→ WORK INSTRUCTIONS:
Transcribe the material in full, exactly as written.

[start]

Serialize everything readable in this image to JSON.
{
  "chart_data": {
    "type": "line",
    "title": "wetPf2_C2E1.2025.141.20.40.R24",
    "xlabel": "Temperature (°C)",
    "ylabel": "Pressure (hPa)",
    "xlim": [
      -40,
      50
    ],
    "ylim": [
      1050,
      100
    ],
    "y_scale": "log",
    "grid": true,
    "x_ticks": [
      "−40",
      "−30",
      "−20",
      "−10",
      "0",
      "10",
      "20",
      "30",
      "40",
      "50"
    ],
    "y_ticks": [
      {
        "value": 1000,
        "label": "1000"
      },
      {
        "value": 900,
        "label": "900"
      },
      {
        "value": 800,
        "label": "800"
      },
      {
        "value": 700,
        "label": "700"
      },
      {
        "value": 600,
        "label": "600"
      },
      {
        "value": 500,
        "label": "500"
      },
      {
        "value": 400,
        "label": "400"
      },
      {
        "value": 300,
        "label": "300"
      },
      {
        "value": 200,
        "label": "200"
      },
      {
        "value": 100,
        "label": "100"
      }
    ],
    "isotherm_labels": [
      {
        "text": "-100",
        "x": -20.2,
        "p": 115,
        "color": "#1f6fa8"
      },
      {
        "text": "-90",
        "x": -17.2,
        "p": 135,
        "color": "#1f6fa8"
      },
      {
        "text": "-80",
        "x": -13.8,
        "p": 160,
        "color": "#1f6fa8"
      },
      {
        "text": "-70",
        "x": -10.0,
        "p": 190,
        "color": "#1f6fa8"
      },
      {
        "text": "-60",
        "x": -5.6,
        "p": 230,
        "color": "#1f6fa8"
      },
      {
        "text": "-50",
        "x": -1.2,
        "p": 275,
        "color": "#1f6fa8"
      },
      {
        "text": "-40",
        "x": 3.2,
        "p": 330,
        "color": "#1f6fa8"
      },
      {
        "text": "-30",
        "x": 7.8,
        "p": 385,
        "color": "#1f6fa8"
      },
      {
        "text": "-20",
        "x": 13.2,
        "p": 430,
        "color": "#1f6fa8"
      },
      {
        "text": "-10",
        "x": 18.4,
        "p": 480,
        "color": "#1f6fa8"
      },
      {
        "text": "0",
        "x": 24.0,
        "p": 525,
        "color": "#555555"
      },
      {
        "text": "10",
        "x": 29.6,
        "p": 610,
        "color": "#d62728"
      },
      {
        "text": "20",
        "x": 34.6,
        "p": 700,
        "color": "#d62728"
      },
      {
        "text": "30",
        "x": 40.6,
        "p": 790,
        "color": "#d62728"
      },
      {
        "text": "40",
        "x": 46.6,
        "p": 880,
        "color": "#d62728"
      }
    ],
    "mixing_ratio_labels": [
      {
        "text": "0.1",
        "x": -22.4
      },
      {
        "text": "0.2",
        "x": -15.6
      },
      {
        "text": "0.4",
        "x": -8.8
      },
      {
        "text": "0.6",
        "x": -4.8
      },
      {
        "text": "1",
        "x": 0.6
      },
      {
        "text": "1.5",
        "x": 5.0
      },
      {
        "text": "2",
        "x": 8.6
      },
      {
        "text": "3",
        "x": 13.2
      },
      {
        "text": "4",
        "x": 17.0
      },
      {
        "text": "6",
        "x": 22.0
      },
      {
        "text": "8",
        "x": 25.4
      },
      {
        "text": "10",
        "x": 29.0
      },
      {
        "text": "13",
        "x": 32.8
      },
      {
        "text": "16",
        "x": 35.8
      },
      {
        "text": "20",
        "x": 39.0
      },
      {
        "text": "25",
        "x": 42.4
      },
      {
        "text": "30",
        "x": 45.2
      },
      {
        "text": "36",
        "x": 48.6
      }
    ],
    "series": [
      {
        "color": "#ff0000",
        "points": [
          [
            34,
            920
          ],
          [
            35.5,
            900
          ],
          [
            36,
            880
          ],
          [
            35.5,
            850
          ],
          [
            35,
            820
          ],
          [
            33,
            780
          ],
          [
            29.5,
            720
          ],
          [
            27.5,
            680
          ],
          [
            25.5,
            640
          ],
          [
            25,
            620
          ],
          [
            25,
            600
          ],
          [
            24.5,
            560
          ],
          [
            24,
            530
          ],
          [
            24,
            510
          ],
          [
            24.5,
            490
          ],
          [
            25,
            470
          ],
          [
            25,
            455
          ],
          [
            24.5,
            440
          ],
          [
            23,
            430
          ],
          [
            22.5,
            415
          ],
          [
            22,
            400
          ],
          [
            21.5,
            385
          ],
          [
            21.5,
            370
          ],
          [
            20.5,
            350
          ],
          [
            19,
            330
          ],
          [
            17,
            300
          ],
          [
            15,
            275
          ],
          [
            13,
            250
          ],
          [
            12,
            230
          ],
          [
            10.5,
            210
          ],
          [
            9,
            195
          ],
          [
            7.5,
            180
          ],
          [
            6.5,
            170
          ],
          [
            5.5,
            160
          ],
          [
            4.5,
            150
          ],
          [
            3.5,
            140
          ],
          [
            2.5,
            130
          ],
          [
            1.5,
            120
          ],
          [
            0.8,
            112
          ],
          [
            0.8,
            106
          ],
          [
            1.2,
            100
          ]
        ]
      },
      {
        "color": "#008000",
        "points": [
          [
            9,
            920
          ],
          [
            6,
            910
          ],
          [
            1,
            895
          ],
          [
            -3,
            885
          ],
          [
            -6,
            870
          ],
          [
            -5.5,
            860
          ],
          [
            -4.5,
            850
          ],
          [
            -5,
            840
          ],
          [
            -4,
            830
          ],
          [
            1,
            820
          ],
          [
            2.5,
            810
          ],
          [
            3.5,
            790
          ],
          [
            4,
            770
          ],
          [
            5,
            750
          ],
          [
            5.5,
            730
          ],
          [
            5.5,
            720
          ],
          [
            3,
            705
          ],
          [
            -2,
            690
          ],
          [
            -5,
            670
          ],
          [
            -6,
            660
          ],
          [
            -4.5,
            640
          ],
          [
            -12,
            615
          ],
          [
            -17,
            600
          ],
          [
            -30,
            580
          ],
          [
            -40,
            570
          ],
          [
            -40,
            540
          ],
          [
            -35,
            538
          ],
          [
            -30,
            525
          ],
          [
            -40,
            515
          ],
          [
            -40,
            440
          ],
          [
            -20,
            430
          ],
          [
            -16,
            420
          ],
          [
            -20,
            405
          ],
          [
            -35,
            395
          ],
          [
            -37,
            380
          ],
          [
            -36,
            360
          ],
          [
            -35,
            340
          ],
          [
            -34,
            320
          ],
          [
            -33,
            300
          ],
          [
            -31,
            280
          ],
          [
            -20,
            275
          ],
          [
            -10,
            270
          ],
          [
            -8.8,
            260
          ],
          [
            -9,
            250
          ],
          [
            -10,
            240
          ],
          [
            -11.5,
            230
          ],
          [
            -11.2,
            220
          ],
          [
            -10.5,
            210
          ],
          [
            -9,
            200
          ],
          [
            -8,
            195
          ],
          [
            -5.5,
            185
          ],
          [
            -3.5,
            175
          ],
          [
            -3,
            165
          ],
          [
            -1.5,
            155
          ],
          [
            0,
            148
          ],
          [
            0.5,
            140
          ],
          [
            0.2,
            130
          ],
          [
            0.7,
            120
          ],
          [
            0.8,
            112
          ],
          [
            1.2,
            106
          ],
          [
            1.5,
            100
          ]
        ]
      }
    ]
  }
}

[end]

→ FINAL RESULT:
Serialize everything readable in this image to JSON.
{
  "chart_data": {
    "type": "line",
    "title": "wetPf2_C2E1.2025.141.20.40.R24",
    "xlabel": "Temperature (°C)",
    "ylabel": "Pressure (hPa)",
    "xlim": [
      -40,
      50
    ],
    "ylim": [
      1050,
      100
    ],
    "y_scale": "log",
    "grid": true,
    "x_ticks": [
      "−40",
      "−30",
      "−20",
      "−10",
      "0",
      "10",
      "20",
      "30",
      "40",
      "50"
    ],
    "y_ticks": [
      {
        "value": 1000,
        "label": "1000"
      },
      {
        "value": 900,
        "label": "900"
      },
      {
        "value": 800,
        "label": "800"
      },
      {
        "value": 700,
        "label": "700"
      },
      {
        "value": 600,
        "label": "600"
      },
      {
        "value": 500,
        "label": "500"
      },
      {
        "value": 400,
        "label": "400"
      },
      {
        "value": 300,
        "label": "300"
      },
      {
        "value": 200,
        "label": "200"
      },
      {
        "value": 100,
        "label": "100"
      }
    ],
    "isotherm_labels": [
      {
        "text": "-100",
        "x": -20.2,
        "p": 115,
        "color": "#1f6fa8"
      },
      {
        "text": "-90",
        "x": -17.2,
        "p": 135,
        "color": "#1f6fa8"
      },
      {
        "text": "-80",
        "x": -13.8,
        "p": 160,
        "color": "#1f6fa8"
      },
      {
        "text": "-70",
        "x": -10.0,
        "p": 190,
        "color": "#1f6fa8"
      },
      {
        "text": "-60",
        "x": -5.6,
        "p": 230,
        "color": "#1f6fa8"
      },
      {
        "text": "-50",
        "x": -1.2,
        "p": 275,
        "color": "#1f6fa8"
      },
      {
        "text": "-40",
        "x": 3.2,
        "p": 330,
        "color": "#1f6fa8"
      },
      {
        "text": "-30",
        "x": 7.8,
        "p": 385,
        "color": "#1f6fa8"
      },
      {
        "text": "-20",
        "x": 13.2,
        "p": 430,
        "color": "#1f6fa8"
      },
      {
        "text": "-10",
        "x": 18.4,
        "p": 480,
        "color": "#1f6fa8"
      },
      {
        "text": "0",
        "x": 24.0,
        "p": 525,
        "color": "#555555"
      },
      {
        "text": "10",
        "x": 29.6,
        "p": 610,
        "color": "#d62728"
      },
      {
        "text": "20",
        "x": 34.6,
        "p": 700,
        "color": "#d62728"
      },
      {
        "text": "30",
        "x": 40.6,
        "p": 790,
        "color": "#d62728"
      },
      {
        "text": "40",
        "x": 46.6,
        "p": 880,
        "color": "#d62728"
      }
    ],
    "mixing_ratio_labels": [
      {
        "text": "0.1",
        "x": -22.4
      },
      {
        "text": "0.2",
        "x": -15.6
      },
      {
        "text": "0.4",
        "x": -8.8
      },
      {
        "text": "0.6",
        "x": -4.8
      },
      {
        "text": "1",
        "x": 0.6
      },
      {
        "text": "1.5",
        "x": 5.0
      },
      {
        "text": "2",
        "x": 8.6
      },
      {
        "text": "3",
        "x": 13.2
      },
      {
        "text": "4",
        "x": 17.0
      },
      {
        "text": "6",
        "x": 22.0
      },
      {
        "text": "8",
        "x": 25.4
      },
      {
        "text": "10",
        "x": 29.0
      },
      {
        "text": "13",
        "x": 32.8
      },
      {
        "text": "16",
        "x": 35.8
      },
      {
        "text": "20",
        "x": 39.0
      },
      {
        "text": "25",
        "x": 42.4
      },
      {
        "text": "30",
        "x": 45.2
      },
      {
        "text": "36",
        "x": 48.6
      }
    ],
    "series": [
      {
        "color": "#ff0000",
        "points": [
          [
            34,
            920
          ],
          [
            35.5,
            900
          ],
          [
            36,
            880
          ],
          [
            35.5,
            850
          ],
          [
            35,
            820
          ],
          [
            33,
            780
          ],
          [
            29.5,
            720
          ],
          [
            27.5,
            680
          ],
          [
            25.5,
            640
          ],
          [
            25,
            620
          ],
          [
            25,
            600
          ],
          [
            24.5,
            560
          ],
          [
            24,
            530
          ],
          [
            24,
            510
          ],
          [
            24.5,
            490
          ],
          [
            25,
            470
          ],
          [
            25,
            455
          ],
          [
            24.5,
            440
          ],
          [
            23,
            430
          ],
          [
            22.5,
            415
          ],
          [
            22,
            400
          ],
          [
            21.5,
            385
          ],
          [
            21.5,
            370
          ],
          [
            20.5,
            350
          ],
          [
            19,
            330
          ],
          [
            17,
            300
          ],
          [
            15,
            275
          ],
          [
            13,
            250
          ],
          [
            12,
            230
          ],
          [
            10.5,
            210
          ],
          [
            9,
            195
          ],
          [
            7.5,
            180
          ],
          [
            6.5,
            170
          ],
          [
            5.5,
            160
          ],
          [
            4.5,
            150
          ],
          [
            3.5,
            140
          ],
          [
            2.5,
            130
          ],
          [
            1.5,
            120
          ],
          [
            0.8,
            112
          ],
          [
            0.8,
            106
          ],
          [
            1.2,
            100
          ]
        ]
      },
      {
        "color": "#008000",
        "points": [
          [
            9,
            920
          ],
          [
            6,
            910
          ],
          [
            1,
            895
          ],
          [
            -3,
            885
          ],
          [
            -6,
            870
          ],
          [
            -5.5,
            860
          ],
          [
            -4.5,
            850
          ],
          [
            -5,
            840
          ],
          [
            -4,
            830
          ],
          [
            1,
            820
          ],
          [
            2.5,
            810
          ],
          [
            3.5,
            790
          ],
          [
            4,
            770
          ],
          [
            5,
            750
          ],
          [
            5.5,
            730
          ],
          [
            5.5,
            720
          ],
          [
            3,
            705
          ],
          [
            -2,
            690
          ],
          [
            -5,
            670
          ],
          [
            -6,
            660
          ],
          [
            -4.5,
            640
          ],
          [
            -12,
            615
          ],
          [
            -17,
            600
          ],
          [
            -30,
            580
          ],
          [
            -40,
            570
          ],
          [
            -40,
            540
          ],
          [
            -35,
            538
          ],
          [
            -30,
            525
          ],
          [
            -40,
            515
          ],
          [
            -40,
            440
          ],
          [
            -20,
            430
          ],
          [
            -16,
            420
          ],
          [
            -20,
            405
          ],
          [
            -35,
            395
          ],
          [
            -37,
            380
          ],
          [
            -36,
            360
          ],
          [
            -35,
            340
          ],
          [
            -34,
            320
          ],
          [
            -33,
            300
          ],
          [
            -31,
            280
          ],
          [
            -20,
            275
          ],
          [
            -10,
            270
          ],
          [
            -8.8,
            260
          ],
          [
            -9,
            250
          ],
          [
            -10,
            240
          ],
          [
            -11.5,
            230
          ],
          [
            -11.2,
            220
          ],
          [
            -10.5,
            210
          ],
          [
            -9,
            200
          ],
          [
            -8,
            195
          ],
          [
            -5.5,
            185
          ],
          [
            -3.5,
            175
          ],
          [
            -3,
            165
          ],
          [
            -1.5,
            155
          ],
          [
            0,
            148
          ],
          [
            0.5,
            140
          ],
          [
            0.2,
            130
          ],
          [
            0.7,
            120
          ],
          [
            0.8,
            112
          ],
          [
            1.2,
            106
          ],
          [
            1.5,
            100
          ]
        ]
      }
    ]
  }
}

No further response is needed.